** Work to complete **
Write out the material exactly, without any of its pictures.

Figure record listings:
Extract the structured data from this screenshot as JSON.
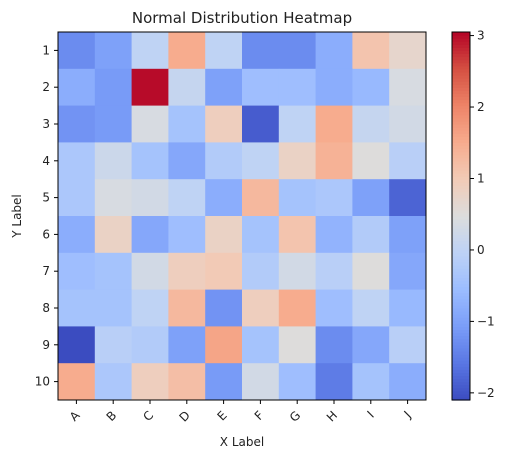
{
  "chart_data": {
    "type": "heatmap",
    "title": "Normal Distribution Heatmap",
    "xlabel": "X Label",
    "ylabel": "Y Label",
    "x_categories": [
      "A",
      "B",
      "C",
      "D",
      "E",
      "F",
      "G",
      "H",
      "I",
      "J"
    ],
    "y_categories": [
      "1",
      "2",
      "3",
      "4",
      "5",
      "6",
      "7",
      "8",
      "9",
      "10"
    ],
    "values": [
      [
        -1.3,
        -1.0,
        0.0,
        1.5,
        0.0,
        -1.3,
        -1.3,
        -0.8,
        1.1,
        0.7
      ],
      [
        -0.8,
        -1.1,
        3.0,
        0.1,
        -1.0,
        -0.5,
        -0.5,
        -0.8,
        -0.6,
        0.4
      ],
      [
        -1.2,
        -1.1,
        0.4,
        -0.4,
        0.9,
        -1.9,
        0.0,
        1.5,
        0.1,
        0.3
      ],
      [
        -0.3,
        0.2,
        -0.4,
        -0.9,
        -0.2,
        0.0,
        0.8,
        1.4,
        0.5,
        -0.1
      ],
      [
        -0.3,
        0.4,
        0.3,
        0.0,
        -0.8,
        1.3,
        -0.4,
        -0.3,
        -1.0,
        -1.8
      ],
      [
        -0.8,
        0.8,
        -0.9,
        -0.5,
        0.8,
        -0.4,
        1.1,
        -0.7,
        -0.2,
        -1.0
      ],
      [
        -0.5,
        -0.4,
        0.3,
        0.9,
        1.0,
        -0.2,
        0.3,
        -0.1,
        0.5,
        -0.9
      ],
      [
        -0.4,
        -0.4,
        0.0,
        1.3,
        -1.2,
        0.9,
        1.5,
        -0.5,
        0.0,
        -0.6
      ],
      [
        -2.1,
        -0.1,
        -0.2,
        -1.0,
        1.6,
        -0.4,
        0.5,
        -1.3,
        -0.9,
        -0.1
      ],
      [
        1.5,
        -0.3,
        0.9,
        1.2,
        -1.1,
        0.3,
        -0.5,
        -1.5,
        -0.4,
        -0.8
      ]
    ],
    "vmin": -2.1,
    "vmax": 3.05,
    "colormap": "coolwarm",
    "colorbar_ticks": [
      -2,
      -1,
      0,
      1,
      2,
      3
    ],
    "colorbar_tick_labels": [
      "−2",
      "−1",
      "0",
      "1",
      "2",
      "3"
    ],
    "x_tick_rotation": 45,
    "grid": false
  }
}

** Solution **
Extract the structured data from this screenshot as JSON.
{
  "chart_data": {
    "type": "heatmap",
    "title": "Normal Distribution Heatmap",
    "xlabel": "X Label",
    "ylabel": "Y Label",
    "x_categories": [
      "A",
      "B",
      "C",
      "D",
      "E",
      "F",
      "G",
      "H",
      "I",
      "J"
    ],
    "y_categories": [
      "1",
      "2",
      "3",
      "4",
      "5",
      "6",
      "7",
      "8",
      "9",
      "10"
    ],
    "values": [
      [
        -1.3,
        -1.0,
        0.0,
        1.5,
        0.0,
        -1.3,
        -1.3,
        -0.8,
        1.1,
        0.7
      ],
      [
        -0.8,
        -1.1,
        3.0,
        0.1,
        -1.0,
        -0.5,
        -0.5,
        -0.8,
        -0.6,
        0.4
      ],
      [
        -1.2,
        -1.1,
        0.4,
        -0.4,
        0.9,
        -1.9,
        0.0,
        1.5,
        0.1,
        0.3
      ],
      [
        -0.3,
        0.2,
        -0.4,
        -0.9,
        -0.2,
        0.0,
        0.8,
        1.4,
        0.5,
        -0.1
      ],
      [
        -0.3,
        0.4,
        0.3,
        0.0,
        -0.8,
        1.3,
        -0.4,
        -0.3,
        -1.0,
        -1.8
      ],
      [
        -0.8,
        0.8,
        -0.9,
        -0.5,
        0.8,
        -0.4,
        1.1,
        -0.7,
        -0.2,
        -1.0
      ],
      [
        -0.5,
        -0.4,
        0.3,
        0.9,
        1.0,
        -0.2,
        0.3,
        -0.1,
        0.5,
        -0.9
      ],
      [
        -0.4,
        -0.4,
        0.0,
        1.3,
        -1.2,
        0.9,
        1.5,
        -0.5,
        0.0,
        -0.6
      ],
      [
        -2.1,
        -0.1,
        -0.2,
        -1.0,
        1.6,
        -0.4,
        0.5,
        -1.3,
        -0.9,
        -0.1
      ],
      [
        1.5,
        -0.3,
        0.9,
        1.2,
        -1.1,
        0.3,
        -0.5,
        -1.5,
        -0.4,
        -0.8
      ]
    ],
    "vmin": -2.1,
    "vmax": 3.05,
    "colormap": "coolwarm",
    "colorbar_ticks": [
      -2,
      -1,
      0,
      1,
      2,
      3
    ],
    "colorbar_tick_labels": [
      "−2",
      "−1",
      "0",
      "1",
      "2",
      "3"
    ],
    "x_tick_rotation": 45,
    "grid": false
  }
}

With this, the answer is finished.